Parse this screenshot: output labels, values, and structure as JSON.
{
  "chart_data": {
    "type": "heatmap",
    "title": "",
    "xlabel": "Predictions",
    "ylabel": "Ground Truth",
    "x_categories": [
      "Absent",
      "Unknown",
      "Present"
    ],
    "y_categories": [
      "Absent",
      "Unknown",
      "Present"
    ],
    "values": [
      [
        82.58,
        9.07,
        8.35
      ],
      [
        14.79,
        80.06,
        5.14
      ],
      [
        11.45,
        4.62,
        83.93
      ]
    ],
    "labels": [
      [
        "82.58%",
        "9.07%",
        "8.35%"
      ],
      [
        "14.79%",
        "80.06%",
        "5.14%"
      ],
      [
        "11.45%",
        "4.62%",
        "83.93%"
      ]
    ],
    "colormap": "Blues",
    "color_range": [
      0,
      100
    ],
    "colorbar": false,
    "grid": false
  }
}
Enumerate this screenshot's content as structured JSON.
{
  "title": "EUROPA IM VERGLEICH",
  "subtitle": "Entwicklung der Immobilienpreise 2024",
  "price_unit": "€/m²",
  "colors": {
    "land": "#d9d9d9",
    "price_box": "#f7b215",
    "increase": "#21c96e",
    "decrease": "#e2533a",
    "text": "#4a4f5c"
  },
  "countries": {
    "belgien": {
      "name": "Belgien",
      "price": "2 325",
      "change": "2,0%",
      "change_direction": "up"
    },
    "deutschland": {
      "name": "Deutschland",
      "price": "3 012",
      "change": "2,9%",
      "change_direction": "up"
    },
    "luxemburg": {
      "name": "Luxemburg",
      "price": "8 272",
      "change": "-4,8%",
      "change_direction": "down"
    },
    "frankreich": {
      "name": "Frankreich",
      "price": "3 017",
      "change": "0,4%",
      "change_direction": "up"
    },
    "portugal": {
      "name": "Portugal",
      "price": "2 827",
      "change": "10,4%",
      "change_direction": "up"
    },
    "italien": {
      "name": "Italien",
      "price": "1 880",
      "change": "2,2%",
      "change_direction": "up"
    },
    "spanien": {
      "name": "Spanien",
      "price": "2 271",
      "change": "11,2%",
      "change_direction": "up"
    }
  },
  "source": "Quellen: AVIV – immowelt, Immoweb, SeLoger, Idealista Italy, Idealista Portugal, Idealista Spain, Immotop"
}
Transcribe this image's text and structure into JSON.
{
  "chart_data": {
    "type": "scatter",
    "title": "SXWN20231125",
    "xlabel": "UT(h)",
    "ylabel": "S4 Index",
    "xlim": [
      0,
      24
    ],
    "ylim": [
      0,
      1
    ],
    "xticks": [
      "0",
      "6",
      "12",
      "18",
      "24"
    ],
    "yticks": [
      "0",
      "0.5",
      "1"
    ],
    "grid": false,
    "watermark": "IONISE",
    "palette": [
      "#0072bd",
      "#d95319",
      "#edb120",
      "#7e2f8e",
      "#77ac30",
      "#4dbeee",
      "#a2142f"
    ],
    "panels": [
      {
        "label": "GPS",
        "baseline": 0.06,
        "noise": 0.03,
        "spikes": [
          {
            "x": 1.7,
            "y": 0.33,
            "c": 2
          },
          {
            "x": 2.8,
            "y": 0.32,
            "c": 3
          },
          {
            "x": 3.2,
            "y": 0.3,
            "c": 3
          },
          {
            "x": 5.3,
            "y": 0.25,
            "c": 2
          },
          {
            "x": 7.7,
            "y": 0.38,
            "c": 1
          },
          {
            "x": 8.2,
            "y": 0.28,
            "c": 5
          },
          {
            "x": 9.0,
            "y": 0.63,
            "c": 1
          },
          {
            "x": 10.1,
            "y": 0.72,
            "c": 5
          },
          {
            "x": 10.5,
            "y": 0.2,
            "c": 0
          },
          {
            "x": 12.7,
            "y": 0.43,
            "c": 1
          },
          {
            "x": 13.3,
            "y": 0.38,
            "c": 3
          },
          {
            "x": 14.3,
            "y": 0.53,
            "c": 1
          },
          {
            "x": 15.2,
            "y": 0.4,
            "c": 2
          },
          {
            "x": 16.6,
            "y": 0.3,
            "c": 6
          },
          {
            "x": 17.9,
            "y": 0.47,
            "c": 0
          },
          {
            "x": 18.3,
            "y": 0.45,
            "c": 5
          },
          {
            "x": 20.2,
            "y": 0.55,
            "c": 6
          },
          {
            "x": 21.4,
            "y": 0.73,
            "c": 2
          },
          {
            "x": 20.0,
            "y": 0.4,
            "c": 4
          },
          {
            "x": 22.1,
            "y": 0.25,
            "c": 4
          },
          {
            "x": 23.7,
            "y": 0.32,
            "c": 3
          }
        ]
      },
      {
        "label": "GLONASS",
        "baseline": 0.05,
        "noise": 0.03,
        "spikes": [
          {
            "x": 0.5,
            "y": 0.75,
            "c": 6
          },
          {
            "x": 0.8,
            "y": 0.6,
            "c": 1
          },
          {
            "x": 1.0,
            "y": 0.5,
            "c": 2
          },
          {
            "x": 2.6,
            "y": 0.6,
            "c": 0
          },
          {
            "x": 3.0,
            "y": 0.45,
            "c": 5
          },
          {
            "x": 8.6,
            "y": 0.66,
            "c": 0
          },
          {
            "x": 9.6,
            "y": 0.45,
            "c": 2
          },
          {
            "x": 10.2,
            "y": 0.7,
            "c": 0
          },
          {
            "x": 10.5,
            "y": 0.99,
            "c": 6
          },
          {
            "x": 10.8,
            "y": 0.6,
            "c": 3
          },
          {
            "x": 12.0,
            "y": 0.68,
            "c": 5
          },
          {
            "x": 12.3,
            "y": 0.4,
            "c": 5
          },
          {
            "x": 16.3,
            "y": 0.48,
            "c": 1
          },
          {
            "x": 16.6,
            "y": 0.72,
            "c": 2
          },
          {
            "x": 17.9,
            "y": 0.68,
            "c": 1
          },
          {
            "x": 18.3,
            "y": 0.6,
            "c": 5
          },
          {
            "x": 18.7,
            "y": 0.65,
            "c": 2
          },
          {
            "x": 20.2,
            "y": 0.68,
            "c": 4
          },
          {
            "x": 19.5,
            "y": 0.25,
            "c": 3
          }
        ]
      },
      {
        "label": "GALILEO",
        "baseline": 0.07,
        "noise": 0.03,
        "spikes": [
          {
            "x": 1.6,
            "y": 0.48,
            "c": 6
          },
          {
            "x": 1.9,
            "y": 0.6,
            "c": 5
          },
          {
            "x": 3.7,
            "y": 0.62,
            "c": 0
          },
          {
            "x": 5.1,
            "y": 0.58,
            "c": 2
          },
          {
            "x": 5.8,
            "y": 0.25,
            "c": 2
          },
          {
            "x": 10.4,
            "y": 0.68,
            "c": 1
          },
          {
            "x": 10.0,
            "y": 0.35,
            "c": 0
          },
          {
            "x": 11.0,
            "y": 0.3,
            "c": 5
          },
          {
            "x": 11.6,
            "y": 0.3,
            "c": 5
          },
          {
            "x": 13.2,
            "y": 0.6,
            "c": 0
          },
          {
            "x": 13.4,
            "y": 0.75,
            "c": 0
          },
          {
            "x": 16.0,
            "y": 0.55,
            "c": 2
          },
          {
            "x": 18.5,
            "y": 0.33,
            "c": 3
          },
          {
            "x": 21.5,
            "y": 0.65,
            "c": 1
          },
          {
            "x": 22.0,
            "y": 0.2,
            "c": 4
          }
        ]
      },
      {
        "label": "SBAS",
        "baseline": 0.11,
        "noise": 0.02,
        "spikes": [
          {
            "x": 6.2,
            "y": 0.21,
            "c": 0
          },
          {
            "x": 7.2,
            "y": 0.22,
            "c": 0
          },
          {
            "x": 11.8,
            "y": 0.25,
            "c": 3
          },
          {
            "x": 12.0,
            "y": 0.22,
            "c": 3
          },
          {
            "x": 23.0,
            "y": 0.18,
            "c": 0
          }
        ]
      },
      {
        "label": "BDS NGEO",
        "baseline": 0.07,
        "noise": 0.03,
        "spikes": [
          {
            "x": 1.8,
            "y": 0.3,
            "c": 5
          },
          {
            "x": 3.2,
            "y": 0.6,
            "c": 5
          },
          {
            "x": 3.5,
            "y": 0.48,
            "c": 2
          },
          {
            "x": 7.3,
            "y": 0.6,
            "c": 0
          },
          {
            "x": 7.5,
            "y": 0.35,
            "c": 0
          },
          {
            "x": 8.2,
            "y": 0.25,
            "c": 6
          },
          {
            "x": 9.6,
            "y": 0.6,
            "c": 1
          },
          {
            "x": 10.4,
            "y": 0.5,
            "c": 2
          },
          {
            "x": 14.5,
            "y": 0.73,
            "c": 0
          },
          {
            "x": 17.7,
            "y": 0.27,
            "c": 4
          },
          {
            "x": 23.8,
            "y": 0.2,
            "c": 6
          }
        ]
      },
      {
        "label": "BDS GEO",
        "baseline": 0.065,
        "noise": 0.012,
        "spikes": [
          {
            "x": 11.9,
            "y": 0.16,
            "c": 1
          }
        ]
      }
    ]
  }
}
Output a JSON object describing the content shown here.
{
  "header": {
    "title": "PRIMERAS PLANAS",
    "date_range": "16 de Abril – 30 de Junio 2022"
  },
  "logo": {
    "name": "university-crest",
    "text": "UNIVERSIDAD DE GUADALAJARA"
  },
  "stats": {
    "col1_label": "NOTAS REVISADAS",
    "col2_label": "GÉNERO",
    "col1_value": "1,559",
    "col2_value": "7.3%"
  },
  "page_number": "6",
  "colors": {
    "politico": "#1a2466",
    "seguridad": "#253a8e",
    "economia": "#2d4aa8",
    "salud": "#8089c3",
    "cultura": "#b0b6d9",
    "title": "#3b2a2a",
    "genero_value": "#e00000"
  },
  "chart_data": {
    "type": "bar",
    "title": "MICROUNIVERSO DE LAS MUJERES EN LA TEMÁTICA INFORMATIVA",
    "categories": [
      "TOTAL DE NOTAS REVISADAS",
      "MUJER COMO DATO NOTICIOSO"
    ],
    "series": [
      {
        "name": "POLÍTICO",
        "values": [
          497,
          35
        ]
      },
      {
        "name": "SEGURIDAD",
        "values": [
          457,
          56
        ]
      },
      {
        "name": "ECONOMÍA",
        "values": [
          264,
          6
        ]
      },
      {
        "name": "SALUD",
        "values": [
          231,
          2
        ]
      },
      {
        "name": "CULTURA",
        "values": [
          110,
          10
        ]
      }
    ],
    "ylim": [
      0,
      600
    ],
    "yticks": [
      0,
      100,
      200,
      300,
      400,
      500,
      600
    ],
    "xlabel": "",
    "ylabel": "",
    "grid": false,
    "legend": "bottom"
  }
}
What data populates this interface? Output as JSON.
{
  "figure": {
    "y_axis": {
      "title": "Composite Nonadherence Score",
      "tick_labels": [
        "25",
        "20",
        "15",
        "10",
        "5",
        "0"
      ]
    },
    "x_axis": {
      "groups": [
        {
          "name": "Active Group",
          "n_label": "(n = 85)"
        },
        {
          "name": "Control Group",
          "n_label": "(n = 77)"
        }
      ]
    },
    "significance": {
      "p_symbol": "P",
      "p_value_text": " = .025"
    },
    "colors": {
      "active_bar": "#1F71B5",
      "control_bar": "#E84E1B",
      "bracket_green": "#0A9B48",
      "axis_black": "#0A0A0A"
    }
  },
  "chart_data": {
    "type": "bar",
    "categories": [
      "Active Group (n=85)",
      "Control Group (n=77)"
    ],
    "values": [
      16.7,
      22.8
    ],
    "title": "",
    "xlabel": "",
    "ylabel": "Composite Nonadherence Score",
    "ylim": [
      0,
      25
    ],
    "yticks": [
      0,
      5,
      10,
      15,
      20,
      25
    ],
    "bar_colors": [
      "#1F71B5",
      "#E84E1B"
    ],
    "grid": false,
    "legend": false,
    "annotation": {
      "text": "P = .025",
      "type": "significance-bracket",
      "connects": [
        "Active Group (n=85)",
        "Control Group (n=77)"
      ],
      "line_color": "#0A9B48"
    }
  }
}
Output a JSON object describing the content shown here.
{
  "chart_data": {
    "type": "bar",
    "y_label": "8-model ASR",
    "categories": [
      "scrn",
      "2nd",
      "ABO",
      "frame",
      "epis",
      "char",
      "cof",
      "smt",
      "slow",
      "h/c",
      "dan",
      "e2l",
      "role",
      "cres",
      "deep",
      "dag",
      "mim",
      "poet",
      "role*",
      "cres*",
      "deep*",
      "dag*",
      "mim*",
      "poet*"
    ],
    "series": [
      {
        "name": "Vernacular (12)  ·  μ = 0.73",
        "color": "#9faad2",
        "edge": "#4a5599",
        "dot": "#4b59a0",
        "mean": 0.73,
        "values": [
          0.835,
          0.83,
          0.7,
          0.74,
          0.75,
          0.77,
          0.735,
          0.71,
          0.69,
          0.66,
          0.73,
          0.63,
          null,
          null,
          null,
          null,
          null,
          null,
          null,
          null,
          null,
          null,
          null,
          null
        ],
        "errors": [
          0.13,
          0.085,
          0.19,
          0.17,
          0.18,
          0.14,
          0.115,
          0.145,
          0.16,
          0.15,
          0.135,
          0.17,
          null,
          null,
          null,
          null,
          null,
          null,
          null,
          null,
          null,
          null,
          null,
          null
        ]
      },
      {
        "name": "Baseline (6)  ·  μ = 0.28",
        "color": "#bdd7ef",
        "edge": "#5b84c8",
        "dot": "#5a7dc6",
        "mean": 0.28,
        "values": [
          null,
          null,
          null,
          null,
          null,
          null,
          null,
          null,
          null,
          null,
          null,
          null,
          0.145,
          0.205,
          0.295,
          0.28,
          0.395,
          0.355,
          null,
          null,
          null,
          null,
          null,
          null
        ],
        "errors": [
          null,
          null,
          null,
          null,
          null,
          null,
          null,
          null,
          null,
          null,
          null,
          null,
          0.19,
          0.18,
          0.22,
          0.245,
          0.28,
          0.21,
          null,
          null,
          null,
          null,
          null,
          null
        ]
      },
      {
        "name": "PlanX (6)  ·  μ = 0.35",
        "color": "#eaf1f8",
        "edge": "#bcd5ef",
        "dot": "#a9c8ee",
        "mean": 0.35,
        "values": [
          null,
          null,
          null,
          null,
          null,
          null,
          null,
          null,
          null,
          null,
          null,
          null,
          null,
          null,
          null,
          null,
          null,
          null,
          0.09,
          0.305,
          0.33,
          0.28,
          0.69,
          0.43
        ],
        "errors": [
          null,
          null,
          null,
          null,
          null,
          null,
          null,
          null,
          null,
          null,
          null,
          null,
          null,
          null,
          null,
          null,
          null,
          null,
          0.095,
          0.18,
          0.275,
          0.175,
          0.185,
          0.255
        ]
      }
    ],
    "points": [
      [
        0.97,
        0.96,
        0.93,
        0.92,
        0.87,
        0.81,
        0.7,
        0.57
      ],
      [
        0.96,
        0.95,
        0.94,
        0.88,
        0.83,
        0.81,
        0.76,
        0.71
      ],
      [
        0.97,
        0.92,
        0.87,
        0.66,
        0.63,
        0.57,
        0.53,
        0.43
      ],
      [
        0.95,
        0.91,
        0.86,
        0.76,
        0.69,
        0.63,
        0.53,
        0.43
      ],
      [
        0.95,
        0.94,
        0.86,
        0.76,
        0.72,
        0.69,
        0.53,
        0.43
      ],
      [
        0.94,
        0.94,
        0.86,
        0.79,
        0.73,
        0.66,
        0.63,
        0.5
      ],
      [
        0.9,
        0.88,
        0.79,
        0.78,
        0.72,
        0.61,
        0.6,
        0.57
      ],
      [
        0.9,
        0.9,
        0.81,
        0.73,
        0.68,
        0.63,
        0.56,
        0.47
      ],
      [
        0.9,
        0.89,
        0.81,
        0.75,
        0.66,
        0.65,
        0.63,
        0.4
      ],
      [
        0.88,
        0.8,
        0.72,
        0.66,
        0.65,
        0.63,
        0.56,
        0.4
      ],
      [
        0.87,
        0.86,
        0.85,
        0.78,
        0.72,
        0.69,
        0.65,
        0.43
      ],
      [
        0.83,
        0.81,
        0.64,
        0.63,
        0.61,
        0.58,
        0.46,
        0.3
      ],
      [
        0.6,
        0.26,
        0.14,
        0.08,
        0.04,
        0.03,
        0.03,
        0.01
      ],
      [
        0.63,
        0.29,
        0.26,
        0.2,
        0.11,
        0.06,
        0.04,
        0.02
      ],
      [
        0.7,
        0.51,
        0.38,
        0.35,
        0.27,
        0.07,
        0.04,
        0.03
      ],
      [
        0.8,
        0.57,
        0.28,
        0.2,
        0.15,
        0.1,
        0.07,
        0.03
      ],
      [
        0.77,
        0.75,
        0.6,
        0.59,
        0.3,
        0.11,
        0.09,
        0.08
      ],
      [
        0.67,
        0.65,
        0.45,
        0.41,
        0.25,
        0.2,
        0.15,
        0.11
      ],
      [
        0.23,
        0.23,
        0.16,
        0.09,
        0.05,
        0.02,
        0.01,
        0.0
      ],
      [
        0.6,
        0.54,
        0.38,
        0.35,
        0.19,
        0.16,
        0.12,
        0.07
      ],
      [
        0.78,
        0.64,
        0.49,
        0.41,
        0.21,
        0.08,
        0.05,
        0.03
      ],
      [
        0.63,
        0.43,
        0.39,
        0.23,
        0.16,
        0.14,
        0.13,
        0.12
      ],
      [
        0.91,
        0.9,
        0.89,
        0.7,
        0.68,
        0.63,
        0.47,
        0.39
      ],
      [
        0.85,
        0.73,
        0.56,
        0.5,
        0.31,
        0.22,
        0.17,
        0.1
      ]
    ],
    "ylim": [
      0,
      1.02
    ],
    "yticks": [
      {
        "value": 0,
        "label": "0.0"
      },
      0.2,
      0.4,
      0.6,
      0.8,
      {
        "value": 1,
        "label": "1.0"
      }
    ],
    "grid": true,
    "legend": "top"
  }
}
□ □ □ □ □
## Task prompt
Take every line from the data that contains the word "REVISADAS".

## Solution to this exercise
    "col1_label": "NOTAS REVISADAS",
      "TOTAL DE NOTAS REVISADAS",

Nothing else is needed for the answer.